>>>
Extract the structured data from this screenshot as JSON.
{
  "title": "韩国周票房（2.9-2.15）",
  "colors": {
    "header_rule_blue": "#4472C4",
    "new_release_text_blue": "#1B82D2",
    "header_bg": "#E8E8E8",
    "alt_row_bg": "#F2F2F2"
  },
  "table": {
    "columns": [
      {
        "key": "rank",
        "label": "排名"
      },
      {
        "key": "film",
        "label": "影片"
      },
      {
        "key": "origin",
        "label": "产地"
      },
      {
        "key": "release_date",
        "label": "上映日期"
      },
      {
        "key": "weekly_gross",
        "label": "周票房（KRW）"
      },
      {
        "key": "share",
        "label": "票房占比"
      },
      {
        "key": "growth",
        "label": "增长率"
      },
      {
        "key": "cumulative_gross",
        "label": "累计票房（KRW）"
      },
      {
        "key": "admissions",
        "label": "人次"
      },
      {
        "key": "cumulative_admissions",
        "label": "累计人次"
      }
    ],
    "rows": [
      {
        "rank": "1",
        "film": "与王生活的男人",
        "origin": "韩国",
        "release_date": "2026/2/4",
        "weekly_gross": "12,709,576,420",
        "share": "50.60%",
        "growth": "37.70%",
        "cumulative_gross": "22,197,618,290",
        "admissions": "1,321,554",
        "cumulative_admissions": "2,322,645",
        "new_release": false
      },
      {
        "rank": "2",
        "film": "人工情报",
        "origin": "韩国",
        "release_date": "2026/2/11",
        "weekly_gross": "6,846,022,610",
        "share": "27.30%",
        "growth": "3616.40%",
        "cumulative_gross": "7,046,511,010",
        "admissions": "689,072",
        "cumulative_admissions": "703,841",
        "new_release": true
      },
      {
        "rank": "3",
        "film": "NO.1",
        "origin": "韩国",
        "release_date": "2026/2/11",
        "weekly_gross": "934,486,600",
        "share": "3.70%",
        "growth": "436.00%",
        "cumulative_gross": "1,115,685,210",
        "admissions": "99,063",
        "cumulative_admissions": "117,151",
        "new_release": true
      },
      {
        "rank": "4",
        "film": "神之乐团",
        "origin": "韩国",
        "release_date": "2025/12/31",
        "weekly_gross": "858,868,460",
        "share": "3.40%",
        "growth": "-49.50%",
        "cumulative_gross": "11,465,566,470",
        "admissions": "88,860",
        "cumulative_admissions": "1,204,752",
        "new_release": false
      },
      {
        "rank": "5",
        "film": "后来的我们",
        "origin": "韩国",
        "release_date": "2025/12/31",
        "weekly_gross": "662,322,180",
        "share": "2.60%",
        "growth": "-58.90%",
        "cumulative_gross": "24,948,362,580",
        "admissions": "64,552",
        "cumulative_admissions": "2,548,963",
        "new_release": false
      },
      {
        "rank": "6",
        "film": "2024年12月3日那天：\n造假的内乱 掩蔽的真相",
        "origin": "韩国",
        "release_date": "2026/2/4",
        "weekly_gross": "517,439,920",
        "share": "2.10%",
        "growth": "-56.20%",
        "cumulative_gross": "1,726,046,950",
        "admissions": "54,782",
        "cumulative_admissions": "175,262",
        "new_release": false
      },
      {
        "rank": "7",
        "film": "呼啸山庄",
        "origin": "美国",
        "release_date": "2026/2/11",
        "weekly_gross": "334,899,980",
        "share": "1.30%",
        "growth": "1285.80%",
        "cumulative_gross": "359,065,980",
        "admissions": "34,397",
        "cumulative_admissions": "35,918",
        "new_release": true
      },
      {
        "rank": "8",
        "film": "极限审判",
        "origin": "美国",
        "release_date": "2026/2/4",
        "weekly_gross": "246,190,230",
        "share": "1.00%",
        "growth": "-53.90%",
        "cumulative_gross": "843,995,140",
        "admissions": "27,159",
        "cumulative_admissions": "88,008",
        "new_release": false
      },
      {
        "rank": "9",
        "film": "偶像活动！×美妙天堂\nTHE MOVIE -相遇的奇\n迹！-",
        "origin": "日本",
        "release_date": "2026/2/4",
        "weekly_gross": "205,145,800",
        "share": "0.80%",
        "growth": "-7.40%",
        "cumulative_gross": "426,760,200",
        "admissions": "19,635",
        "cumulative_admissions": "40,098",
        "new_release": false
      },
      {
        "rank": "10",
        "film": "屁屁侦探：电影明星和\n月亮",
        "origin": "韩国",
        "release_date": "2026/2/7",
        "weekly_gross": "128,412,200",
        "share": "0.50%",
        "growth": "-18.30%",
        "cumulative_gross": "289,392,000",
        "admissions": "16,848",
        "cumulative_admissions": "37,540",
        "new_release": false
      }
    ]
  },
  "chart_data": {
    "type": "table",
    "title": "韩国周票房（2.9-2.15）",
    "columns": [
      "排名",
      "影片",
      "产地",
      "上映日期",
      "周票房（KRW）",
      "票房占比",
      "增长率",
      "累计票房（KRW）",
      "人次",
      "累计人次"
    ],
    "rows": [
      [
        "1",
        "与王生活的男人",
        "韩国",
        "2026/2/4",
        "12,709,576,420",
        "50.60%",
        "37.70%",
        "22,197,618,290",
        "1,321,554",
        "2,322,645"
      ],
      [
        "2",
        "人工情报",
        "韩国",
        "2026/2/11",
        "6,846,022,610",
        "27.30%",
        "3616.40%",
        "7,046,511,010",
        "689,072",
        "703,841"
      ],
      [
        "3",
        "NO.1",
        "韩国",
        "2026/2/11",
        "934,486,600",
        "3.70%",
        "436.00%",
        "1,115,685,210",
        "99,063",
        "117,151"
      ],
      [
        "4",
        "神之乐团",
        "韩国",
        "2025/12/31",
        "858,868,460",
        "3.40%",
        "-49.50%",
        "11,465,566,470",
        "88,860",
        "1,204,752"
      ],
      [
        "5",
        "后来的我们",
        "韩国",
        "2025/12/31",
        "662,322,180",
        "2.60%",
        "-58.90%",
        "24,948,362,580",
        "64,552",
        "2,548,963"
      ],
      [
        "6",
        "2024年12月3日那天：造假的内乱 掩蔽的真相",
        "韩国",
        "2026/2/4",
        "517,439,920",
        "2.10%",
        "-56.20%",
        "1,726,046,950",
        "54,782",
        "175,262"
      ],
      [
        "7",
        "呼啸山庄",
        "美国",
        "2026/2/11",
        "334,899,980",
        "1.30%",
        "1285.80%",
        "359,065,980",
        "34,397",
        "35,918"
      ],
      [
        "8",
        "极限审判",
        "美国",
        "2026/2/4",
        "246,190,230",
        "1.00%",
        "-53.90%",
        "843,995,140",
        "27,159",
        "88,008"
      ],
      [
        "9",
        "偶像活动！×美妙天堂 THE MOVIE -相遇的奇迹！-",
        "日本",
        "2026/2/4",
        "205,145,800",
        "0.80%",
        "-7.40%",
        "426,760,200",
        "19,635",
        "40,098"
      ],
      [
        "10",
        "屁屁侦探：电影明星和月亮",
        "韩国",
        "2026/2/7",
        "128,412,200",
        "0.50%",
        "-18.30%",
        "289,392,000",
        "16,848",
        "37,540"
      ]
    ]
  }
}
<<<
→ Challenge:
Return every line exactly.

→ Response below:
Extract the structured data from this screenshot as JSON.
{
  "title": "韩国周票房（2.9-2.15）",
  "colors": {
    "header_rule_blue": "#4472C4",
    "new_release_text_blue": "#1B82D2",
    "header_bg": "#E8E8E8",
    "alt_row_bg": "#F2F2F2"
  },
  "table": {
    "columns": [
      {
        "key": "rank",
        "label": "排名"
      },
      {
        "key": "film",
        "label": "影片"
      },
      {
        "key": "origin",
        "label": "产地"
      },
      {
        "key": "release_date",
        "label": "上映日期"
      },
      {
        "key": "weekly_gross",
        "label": "周票房（KRW）"
      },
      {
        "key": "share",
        "label": "票房占比"
      },
      {
        "key": "growth",
        "label": "增长率"
      },
      {
        "key": "cumulative_gross",
        "label": "累计票房（KRW）"
      },
      {
        "key": "admissions",
        "label": "人次"
      },
      {
        "key": "cumulative_admissions",
        "label": "累计人次"
      }
    ],
    "rows": [
      {
        "rank": "1",
        "film": "与王生活的男人",
        "origin": "韩国",
        "release_date": "2026/2/4",
        "weekly_gross": "12,709,576,420",
        "share": "50.60%",
        "growth": "37.70%",
        "cumulative_gross": "22,197,618,290",
        "admissions": "1,321,554",
        "cumulative_admissions": "2,322,645",
        "new_release": false
      },
      {
        "rank": "2",
        "film": "人工情报",
        "origin": "韩国",
        "release_date": "2026/2/11",
        "weekly_gross": "6,846,022,610",
        "share": "27.30%",
        "growth": "3616.40%",
        "cumulative_gross": "7,046,511,010",
        "admissions": "689,072",
        "cumulative_admissions": "703,841",
        "new_release": true
      },
      {
        "rank": "3",
        "film": "NO.1",
        "origin": "韩国",
        "release_date": "2026/2/11",
        "weekly_gross": "934,486,600",
        "share": "3.70%",
        "growth": "436.00%",
        "cumulative_gross": "1,115,685,210",
        "admissions": "99,063",
        "cumulative_admissions": "117,151",
        "new_release": true
      },
      {
        "rank": "4",
        "film": "神之乐团",
        "origin": "韩国",
        "release_date": "2025/12/31",
        "weekly_gross": "858,868,460",
        "share": "3.40%",
        "growth": "-49.50%",
        "cumulative_gross": "11,465,566,470",
        "admissions": "88,860",
        "cumulative_admissions": "1,204,752",
        "new_release": false
      },
      {
        "rank": "5",
        "film": "后来的我们",
        "origin": "韩国",
        "release_date": "2025/12/31",
        "weekly_gross": "662,322,180",
        "share": "2.60%",
        "growth": "-58.90%",
        "cumulative_gross": "24,948,362,580",
        "admissions": "64,552",
        "cumulative_admissions": "2,548,963",
        "new_release": false
      },
      {
        "rank": "6",
        "film": "2024年12月3日那天：\n造假的内乱 掩蔽的真相",
        "origin": "韩国",
        "release_date": "2026/2/4",
        "weekly_gross": "517,439,920",
        "share": "2.10%",
        "growth": "-56.20%",
        "cumulative_gross": "1,726,046,950",
        "admissions": "54,782",
        "cumulative_admissions": "175,262",
        "new_release": false
      },
      {
        "rank": "7",
        "film": "呼啸山庄",
        "origin": "美国",
        "release_date": "2026/2/11",
        "weekly_gross": "334,899,980",
        "share": "1.30%",
        "growth": "1285.80%",
        "cumulative_gross": "359,065,980",
        "admissions": "34,397",
        "cumulative_admissions": "35,918",
        "new_release": true
      },
      {
        "rank": "8",
        "film": "极限审判",
        "origin": "美国",
        "release_date": "2026/2/4",
        "weekly_gross": "246,190,230",
        "share": "1.00%",
        "growth": "-53.90%",
        "cumulative_gross": "843,995,140",
        "admissions": "27,159",
        "cumulative_admissions": "88,008",
        "new_release": false
      },
      {
        "rank": "9",
        "film": "偶像活动！×美妙天堂\nTHE MOVIE -相遇的奇\n迹！-",
        "origin": "日本",
        "release_date": "2026/2/4",
        "weekly_gross": "205,145,800",
        "share": "0.80%",
        "growth": "-7.40%",
        "cumulative_gross": "426,760,200",
        "admissions": "19,635",
        "cumulative_admissions": "40,098",
        "new_release": false
      },
      {
        "rank": "10",
        "film": "屁屁侦探：电影明星和\n月亮",
        "origin": "韩国",
        "release_date": "2026/2/7",
        "weekly_gross": "128,412,200",
        "share": "0.50%",
        "growth": "-18.30%",
        "cumulative_gross": "289,392,000",
        "admissions": "16,848",
        "cumulative_admissions": "37,540",
        "new_release": false
      }
    ]
  },
  "chart_data": {
    "type": "table",
    "title": "韩国周票房（2.9-2.15）",
    "columns": [
      "排名",
      "影片",
      "产地",
      "上映日期",
      "周票房（KRW）",
      "票房占比",
      "增长率",
      "累计票房（KRW）",
      "人次",
      "累计人次"
    ],
    "rows": [
      [
        "1",
        "与王生活的男人",
        "韩国",
        "2026/2/4",
        "12,709,576,420",
        "50.60%",
        "37.70%",
        "22,197,618,290",
        "1,321,554",
        "2,322,645"
      ],
      [
        "2",
        "人工情报",
        "韩国",
        "2026/2/11",
        "6,846,022,610",
        "27.30%",
        "3616.40%",
        "7,046,511,010",
        "689,072",
        "703,841"
      ],
      [
        "3",
        "NO.1",
        "韩国",
        "2026/2/11",
        "934,486,600",
        "3.70%",
        "436.00%",
        "1,115,685,210",
        "99,063",
        "117,151"
      ],
      [
        "4",
        "神之乐团",
        "韩国",
        "2025/12/31",
        "858,868,460",
        "3.40%",
        "-49.50%",
        "11,465,566,470",
        "88,860",
        "1,204,752"
      ],
      [
        "5",
        "后来的我们",
        "韩国",
        "2025/12/31",
        "662,322,180",
        "2.60%",
        "-58.90%",
        "24,948,362,580",
        "64,552",
        "2,548,963"
      ],
      [
        "6",
        "2024年12月3日那天：造假的内乱 掩蔽的真相",
        "韩国",
        "2026/2/4",
        "517,439,920",
        "2.10%",
        "-56.20%",
        "1,726,046,950",
        "54,782",
        "175,262"
      ],
      [
        "7",
        "呼啸山庄",
        "美国",
        "2026/2/11",
        "334,899,980",
        "1.30%",
        "1285.80%",
        "359,065,980",
        "34,397",
        "35,918"
      ],
      [
        "8",
        "极限审判",
        "美国",
        "2026/2/4",
        "246,190,230",
        "1.00%",
        "-53.90%",
        "843,995,140",
        "27,159",
        "88,008"
      ],
      [
        "9",
        "偶像活动！×美妙天堂 THE MOVIE -相遇的奇迹！-",
        "日本",
        "2026/2/4",
        "205,145,800",
        "0.80%",
        "-7.40%",
        "426,760,200",
        "19,635",
        "40,098"
      ],
      [
        "10",
        "屁屁侦探：电影明星和月亮",
        "韩国",
        "2026/2/7",
        "128,412,200",
        "0.50%",
        "-18.30%",
        "289,392,000",
        "16,848",
        "37,540"
      ]
    ]
  }
}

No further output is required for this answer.